GOAL :: Please print the lines below unchanged, starting at the line that contains "row-value: backing: [235, 1083, 606, 1131]" and ending at the line that contains "row-value: 2021-07-21: [235, 301, 606, 365]".

[Stored entries]
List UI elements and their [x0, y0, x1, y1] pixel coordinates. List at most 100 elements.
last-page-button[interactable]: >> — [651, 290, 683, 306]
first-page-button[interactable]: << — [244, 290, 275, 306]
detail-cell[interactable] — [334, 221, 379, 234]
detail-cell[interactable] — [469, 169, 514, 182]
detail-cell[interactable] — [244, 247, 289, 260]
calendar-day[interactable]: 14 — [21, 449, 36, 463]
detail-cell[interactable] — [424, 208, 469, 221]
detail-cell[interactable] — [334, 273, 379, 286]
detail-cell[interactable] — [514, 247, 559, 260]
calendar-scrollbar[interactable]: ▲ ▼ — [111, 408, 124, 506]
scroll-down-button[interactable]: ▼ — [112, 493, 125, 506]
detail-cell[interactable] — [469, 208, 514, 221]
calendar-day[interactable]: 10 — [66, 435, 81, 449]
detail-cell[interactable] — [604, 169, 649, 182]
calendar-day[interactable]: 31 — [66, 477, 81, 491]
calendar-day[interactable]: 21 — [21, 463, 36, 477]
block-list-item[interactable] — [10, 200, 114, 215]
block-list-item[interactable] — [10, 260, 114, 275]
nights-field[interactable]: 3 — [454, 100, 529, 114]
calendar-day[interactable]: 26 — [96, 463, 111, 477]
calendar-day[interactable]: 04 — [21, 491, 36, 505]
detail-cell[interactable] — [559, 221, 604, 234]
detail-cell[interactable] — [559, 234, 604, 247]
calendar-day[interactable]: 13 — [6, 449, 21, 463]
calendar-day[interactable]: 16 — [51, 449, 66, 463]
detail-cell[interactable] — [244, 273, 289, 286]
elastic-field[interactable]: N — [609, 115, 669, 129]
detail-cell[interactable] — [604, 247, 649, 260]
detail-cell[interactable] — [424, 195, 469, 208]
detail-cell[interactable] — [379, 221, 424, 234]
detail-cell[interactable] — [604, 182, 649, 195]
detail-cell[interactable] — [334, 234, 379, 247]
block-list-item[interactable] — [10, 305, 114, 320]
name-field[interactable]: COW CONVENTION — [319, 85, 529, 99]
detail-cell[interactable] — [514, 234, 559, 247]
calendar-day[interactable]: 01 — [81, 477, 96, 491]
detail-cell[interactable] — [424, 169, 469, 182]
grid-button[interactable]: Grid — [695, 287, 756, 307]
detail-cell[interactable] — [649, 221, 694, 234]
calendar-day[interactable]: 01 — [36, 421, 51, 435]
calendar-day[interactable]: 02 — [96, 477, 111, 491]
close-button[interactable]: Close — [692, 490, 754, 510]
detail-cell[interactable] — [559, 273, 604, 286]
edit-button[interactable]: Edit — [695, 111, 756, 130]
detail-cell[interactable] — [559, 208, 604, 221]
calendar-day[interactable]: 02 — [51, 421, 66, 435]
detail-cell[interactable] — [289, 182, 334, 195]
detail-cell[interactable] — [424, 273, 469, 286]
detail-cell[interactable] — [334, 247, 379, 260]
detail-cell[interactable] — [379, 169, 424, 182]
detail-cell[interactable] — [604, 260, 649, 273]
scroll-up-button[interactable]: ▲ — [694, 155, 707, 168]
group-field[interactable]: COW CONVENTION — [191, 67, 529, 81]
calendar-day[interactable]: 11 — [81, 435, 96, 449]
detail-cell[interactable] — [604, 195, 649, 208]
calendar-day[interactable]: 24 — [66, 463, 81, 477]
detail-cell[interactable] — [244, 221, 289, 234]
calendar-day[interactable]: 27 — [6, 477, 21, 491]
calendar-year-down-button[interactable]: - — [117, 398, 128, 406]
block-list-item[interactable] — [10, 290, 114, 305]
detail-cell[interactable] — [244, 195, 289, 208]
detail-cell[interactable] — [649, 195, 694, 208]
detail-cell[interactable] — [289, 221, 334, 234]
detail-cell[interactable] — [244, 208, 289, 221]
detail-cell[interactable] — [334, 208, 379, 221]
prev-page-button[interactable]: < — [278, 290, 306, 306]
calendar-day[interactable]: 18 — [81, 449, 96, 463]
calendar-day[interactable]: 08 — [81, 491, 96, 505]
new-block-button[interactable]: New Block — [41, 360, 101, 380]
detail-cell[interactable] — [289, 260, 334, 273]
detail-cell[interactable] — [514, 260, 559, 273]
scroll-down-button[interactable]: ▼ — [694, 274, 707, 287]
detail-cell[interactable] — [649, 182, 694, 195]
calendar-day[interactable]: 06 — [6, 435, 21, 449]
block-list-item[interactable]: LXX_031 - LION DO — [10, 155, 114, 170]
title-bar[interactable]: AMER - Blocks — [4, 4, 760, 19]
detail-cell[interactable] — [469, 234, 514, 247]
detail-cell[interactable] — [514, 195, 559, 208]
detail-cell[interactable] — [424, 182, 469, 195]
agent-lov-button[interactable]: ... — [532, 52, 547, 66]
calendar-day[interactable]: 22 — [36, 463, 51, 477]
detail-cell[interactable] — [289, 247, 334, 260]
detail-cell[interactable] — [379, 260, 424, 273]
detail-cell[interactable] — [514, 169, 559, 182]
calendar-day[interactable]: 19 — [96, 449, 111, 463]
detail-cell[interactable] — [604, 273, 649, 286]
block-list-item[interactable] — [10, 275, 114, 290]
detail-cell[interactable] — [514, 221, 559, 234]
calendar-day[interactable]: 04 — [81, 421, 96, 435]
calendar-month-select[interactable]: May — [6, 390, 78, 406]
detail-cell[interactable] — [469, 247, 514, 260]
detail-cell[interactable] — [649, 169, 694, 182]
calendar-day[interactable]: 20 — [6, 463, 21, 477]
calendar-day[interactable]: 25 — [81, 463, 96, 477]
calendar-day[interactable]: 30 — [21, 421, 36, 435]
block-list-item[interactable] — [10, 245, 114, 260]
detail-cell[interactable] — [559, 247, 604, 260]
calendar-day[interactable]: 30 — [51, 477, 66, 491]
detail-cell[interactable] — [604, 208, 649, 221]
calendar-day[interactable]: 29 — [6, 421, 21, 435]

--

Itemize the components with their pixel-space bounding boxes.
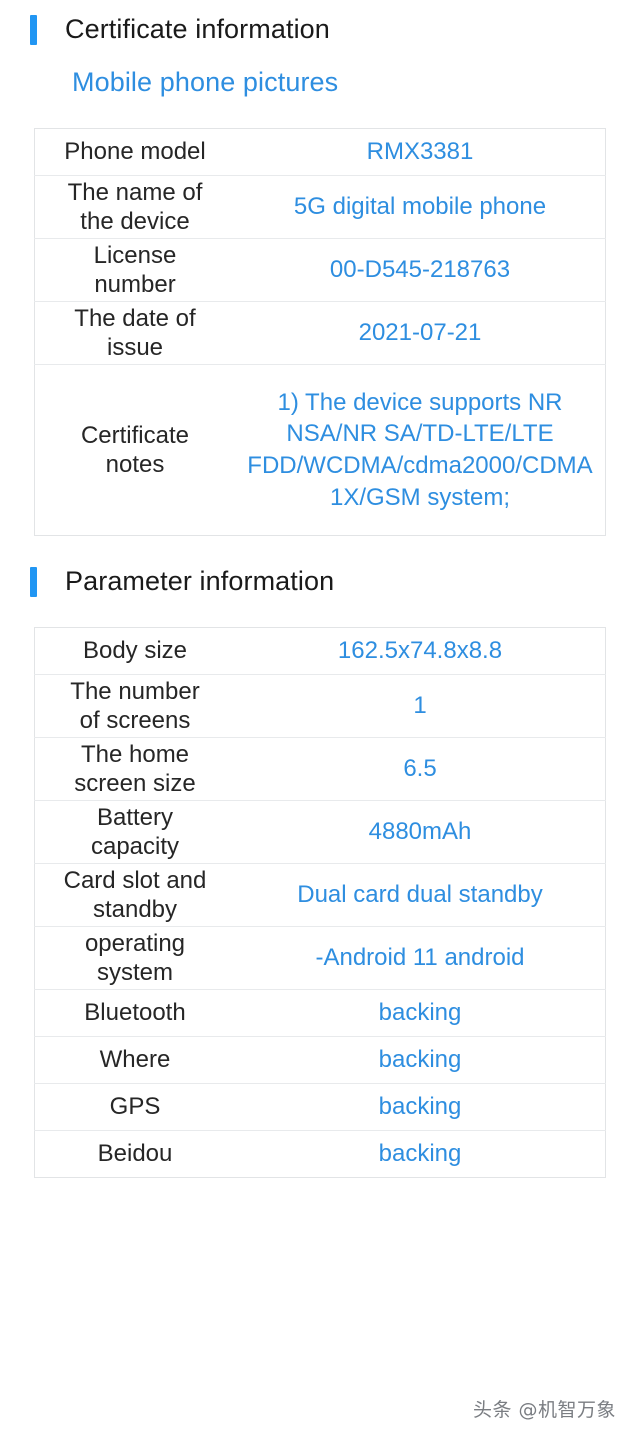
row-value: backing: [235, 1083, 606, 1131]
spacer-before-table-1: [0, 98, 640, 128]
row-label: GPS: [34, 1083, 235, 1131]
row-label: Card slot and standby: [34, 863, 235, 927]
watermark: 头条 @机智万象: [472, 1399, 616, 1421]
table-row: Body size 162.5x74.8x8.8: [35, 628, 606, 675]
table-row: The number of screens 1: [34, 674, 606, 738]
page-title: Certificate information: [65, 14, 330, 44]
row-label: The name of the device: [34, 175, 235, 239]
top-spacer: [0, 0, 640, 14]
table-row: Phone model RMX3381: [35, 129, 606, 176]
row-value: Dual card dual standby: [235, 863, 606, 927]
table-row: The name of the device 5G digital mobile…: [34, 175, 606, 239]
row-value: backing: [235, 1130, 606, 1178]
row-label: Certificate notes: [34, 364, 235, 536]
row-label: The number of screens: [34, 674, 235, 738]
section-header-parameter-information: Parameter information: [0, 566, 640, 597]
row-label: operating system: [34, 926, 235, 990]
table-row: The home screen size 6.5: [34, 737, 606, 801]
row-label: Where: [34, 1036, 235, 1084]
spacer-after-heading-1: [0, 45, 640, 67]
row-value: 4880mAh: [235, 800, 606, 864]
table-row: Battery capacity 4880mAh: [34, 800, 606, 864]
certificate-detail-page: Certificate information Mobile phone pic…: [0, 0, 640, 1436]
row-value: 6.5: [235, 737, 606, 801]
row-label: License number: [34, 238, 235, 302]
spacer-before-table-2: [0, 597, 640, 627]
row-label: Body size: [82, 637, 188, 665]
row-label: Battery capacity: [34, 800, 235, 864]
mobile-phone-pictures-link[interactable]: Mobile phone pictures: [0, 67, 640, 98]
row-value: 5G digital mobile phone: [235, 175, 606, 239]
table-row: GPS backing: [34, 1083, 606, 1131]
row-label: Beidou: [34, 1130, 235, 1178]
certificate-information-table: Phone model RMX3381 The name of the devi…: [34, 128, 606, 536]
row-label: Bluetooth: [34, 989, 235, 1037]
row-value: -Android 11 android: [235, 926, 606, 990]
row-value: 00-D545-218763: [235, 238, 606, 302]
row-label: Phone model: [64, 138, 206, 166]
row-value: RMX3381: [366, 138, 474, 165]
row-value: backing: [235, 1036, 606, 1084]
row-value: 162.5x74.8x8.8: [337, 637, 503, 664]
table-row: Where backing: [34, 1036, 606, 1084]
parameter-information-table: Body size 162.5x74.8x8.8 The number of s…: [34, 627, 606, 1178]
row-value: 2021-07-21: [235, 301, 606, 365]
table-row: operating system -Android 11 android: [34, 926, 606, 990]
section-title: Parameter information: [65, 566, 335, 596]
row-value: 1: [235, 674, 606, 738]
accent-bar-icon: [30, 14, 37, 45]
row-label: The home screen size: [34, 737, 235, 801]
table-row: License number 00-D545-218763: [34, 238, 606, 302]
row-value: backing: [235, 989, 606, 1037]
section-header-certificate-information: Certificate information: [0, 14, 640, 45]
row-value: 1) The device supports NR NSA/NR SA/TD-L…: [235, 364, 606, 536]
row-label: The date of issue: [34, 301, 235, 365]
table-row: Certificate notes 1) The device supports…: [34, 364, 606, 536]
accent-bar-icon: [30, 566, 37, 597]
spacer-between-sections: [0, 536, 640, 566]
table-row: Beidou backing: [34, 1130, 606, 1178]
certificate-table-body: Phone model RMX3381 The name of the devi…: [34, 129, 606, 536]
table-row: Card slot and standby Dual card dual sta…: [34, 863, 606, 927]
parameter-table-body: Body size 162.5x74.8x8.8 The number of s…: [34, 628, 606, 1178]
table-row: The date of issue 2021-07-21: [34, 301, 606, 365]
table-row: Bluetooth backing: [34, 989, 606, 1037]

SOLUTION ::
row-value: backing: [235, 1083, 606, 1131]
spacer-before-table-1: [0, 98, 640, 128]
row-label: GPS: [34, 1083, 235, 1131]
row-label: Card slot and standby: [34, 863, 235, 927]
watermark: 头条 @机智万象: [472, 1399, 616, 1421]
table-row: Body size 162.5x74.8x8.8: [35, 628, 606, 675]
table-row: The number of screens 1: [34, 674, 606, 738]
page-title: Certificate information: [65, 14, 330, 44]
row-label: The name of the device: [34, 175, 235, 239]
top-spacer: [0, 0, 640, 14]
table-row: Phone model RMX3381: [35, 129, 606, 176]
row-value: Dual card dual standby: [235, 863, 606, 927]
table-row: The name of the device 5G digital mobile…: [34, 175, 606, 239]
row-value: backing: [235, 1130, 606, 1178]
row-label: Certificate notes: [34, 364, 235, 536]
row-label: The number of screens: [34, 674, 235, 738]
section-header-parameter-information: Parameter information: [0, 566, 640, 597]
row-label: operating system: [34, 926, 235, 990]
table-row: The home screen size 6.5: [34, 737, 606, 801]
row-label: Where: [34, 1036, 235, 1084]
spacer-after-heading-1: [0, 45, 640, 67]
row-value: 4880mAh: [235, 800, 606, 864]
table-row: Battery capacity 4880mAh: [34, 800, 606, 864]
certificate-detail-page: Certificate information Mobile phone pic…: [0, 0, 640, 1436]
row-value: 6.5: [235, 737, 606, 801]
row-label: License number: [34, 238, 235, 302]
spacer-before-table-2: [0, 597, 640, 627]
row-label: Body size: [82, 637, 188, 665]
row-label: Battery capacity: [34, 800, 235, 864]
mobile-phone-pictures-link[interactable]: Mobile phone pictures: [0, 67, 640, 98]
row-value: 5G digital mobile phone: [235, 175, 606, 239]
table-row: GPS backing: [34, 1083, 606, 1131]
row-label: Beidou: [34, 1130, 235, 1178]
certificate-information-table: Phone model RMX3381 The name of the devi…: [34, 128, 606, 536]
row-label: Bluetooth: [34, 989, 235, 1037]
row-value: -Android 11 android: [235, 926, 606, 990]
row-value: 00-D545-218763: [235, 238, 606, 302]
row-label: Phone model: [64, 138, 206, 166]
row-value: RMX3381: [366, 138, 474, 165]
row-value: backing: [235, 1036, 606, 1084]
row-value: 162.5x74.8x8.8: [337, 637, 503, 664]
table-row: Where backing: [34, 1036, 606, 1084]
parameter-information-table: Body size 162.5x74.8x8.8 The number of s…: [34, 627, 606, 1178]
row-value: 2021-07-21: [235, 301, 606, 365]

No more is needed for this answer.